#### The input
** Start **

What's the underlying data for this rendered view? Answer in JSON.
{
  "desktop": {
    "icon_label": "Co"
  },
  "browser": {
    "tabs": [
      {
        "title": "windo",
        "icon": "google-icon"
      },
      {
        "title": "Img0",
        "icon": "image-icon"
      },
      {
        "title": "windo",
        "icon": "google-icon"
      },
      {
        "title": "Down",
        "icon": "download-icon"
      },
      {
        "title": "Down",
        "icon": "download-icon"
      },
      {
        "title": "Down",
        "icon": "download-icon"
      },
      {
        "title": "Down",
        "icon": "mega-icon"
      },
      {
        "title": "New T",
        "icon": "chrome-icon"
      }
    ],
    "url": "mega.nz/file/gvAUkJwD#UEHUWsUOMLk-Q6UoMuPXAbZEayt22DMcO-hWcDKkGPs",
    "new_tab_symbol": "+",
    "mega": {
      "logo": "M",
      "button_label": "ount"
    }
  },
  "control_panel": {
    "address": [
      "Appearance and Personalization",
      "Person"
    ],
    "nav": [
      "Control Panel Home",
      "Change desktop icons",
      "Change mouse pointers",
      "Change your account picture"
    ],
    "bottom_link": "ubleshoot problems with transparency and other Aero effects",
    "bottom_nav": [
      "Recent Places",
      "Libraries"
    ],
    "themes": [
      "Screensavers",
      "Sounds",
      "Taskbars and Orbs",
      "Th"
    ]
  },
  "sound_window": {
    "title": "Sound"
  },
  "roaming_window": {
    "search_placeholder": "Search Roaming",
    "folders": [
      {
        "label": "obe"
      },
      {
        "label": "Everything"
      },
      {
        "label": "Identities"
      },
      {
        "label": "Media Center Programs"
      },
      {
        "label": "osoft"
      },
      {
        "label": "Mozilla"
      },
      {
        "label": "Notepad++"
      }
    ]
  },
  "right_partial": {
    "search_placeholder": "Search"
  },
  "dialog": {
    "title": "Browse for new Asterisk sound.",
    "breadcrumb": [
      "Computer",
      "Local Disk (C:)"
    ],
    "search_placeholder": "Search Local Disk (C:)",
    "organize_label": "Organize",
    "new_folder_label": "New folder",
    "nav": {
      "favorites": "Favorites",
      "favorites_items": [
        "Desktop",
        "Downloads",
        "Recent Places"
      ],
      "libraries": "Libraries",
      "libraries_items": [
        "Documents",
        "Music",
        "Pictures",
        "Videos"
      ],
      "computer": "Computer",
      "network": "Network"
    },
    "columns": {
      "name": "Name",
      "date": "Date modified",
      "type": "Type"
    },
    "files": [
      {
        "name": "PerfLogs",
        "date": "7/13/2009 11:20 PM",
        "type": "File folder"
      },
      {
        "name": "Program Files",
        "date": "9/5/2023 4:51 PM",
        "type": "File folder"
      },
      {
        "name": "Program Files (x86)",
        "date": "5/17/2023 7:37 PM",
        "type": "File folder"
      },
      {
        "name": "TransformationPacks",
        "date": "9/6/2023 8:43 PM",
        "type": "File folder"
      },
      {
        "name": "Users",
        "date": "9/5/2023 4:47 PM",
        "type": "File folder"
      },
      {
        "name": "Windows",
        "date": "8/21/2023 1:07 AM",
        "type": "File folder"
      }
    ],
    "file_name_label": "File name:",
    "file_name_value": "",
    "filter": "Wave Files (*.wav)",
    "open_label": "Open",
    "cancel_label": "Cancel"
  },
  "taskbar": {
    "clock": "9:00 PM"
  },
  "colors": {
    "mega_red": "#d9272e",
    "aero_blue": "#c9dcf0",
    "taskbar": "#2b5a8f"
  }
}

** End **

#### Your objective
Repeat the data verbatim.

#### Written reply
What's the underlying data for this rendered view? Answer in JSON.
{
  "desktop": {
    "icon_label": "Co"
  },
  "browser": {
    "tabs": [
      {
        "title": "windo",
        "icon": "google-icon"
      },
      {
        "title": "Img0",
        "icon": "image-icon"
      },
      {
        "title": "windo",
        "icon": "google-icon"
      },
      {
        "title": "Down",
        "icon": "download-icon"
      },
      {
        "title": "Down",
        "icon": "download-icon"
      },
      {
        "title": "Down",
        "icon": "download-icon"
      },
      {
        "title": "Down",
        "icon": "mega-icon"
      },
      {
        "title": "New T",
        "icon": "chrome-icon"
      }
    ],
    "url": "mega.nz/file/gvAUkJwD#UEHUWsUOMLk-Q6UoMuPXAbZEayt22DMcO-hWcDKkGPs",
    "new_tab_symbol": "+",
    "mega": {
      "logo": "M",
      "button_label": "ount"
    }
  },
  "control_panel": {
    "address": [
      "Appearance and Personalization",
      "Person"
    ],
    "nav": [
      "Control Panel Home",
      "Change desktop icons",
      "Change mouse pointers",
      "Change your account picture"
    ],
    "bottom_link": "ubleshoot problems with transparency and other Aero effects",
    "bottom_nav": [
      "Recent Places",
      "Libraries"
    ],
    "themes": [
      "Screensavers",
      "Sounds",
      "Taskbars and Orbs",
      "Th"
    ]
  },
  "sound_window": {
    "title": "Sound"
  },
  "roaming_window": {
    "search_placeholder": "Search Roaming",
    "folders": [
      {
        "label": "obe"
      },
      {
        "label": "Everything"
      },
      {
        "label": "Identities"
      },
      {
        "label": "Media Center Programs"
      },
      {
        "label": "osoft"
      },
      {
        "label": "Mozilla"
      },
      {
        "label": "Notepad++"
      }
    ]
  },
  "right_partial": {
    "search_placeholder": "Search"
  },
  "dialog": {
    "title": "Browse for new Asterisk sound.",
    "breadcrumb": [
      "Computer",
      "Local Disk (C:)"
    ],
    "search_placeholder": "Search Local Disk (C:)",
    "organize_label": "Organize",
    "new_folder_label": "New folder",
    "nav": {
      "favorites": "Favorites",
      "favorites_items": [
        "Desktop",
        "Downloads",
        "Recent Places"
      ],
      "libraries": "Libraries",
      "libraries_items": [
        "Documents",
        "Music",
        "Pictures",
        "Videos"
      ],
      "computer": "Computer",
      "network": "Network"
    },
    "columns": {
      "name": "Name",
      "date": "Date modified",
      "type": "Type"
    },
    "files": [
      {
        "name": "PerfLogs",
        "date": "7/13/2009 11:20 PM",
        "type": "File folder"
      },
      {
        "name": "Program Files",
        "date": "9/5/2023 4:51 PM",
        "type": "File folder"
      },
      {
        "name": "Program Files (x86)",
        "date": "5/17/2023 7:37 PM",
        "type": "File folder"
      },
      {
        "name": "TransformationPacks",
        "date": "9/6/2023 8:43 PM",
        "type": "File folder"
      },
      {
        "name": "Users",
        "date": "9/5/2023 4:47 PM",
        "type": "File folder"
      },
      {
        "name": "Windows",
        "date": "8/21/2023 1:07 AM",
        "type": "File folder"
      }
    ],
    "file_name_label": "File name:",
    "file_name_value": "",
    "filter": "Wave Files (*.wav)",
    "open_label": "Open",
    "cancel_label": "Cancel"
  },
  "taskbar": {
    "clock": "9:00 PM"
  },
  "colors": {
    "mega_red": "#d9272e",
    "aero_blue": "#c9dcf0",
    "taskbar": "#2b5a8f"
  }
}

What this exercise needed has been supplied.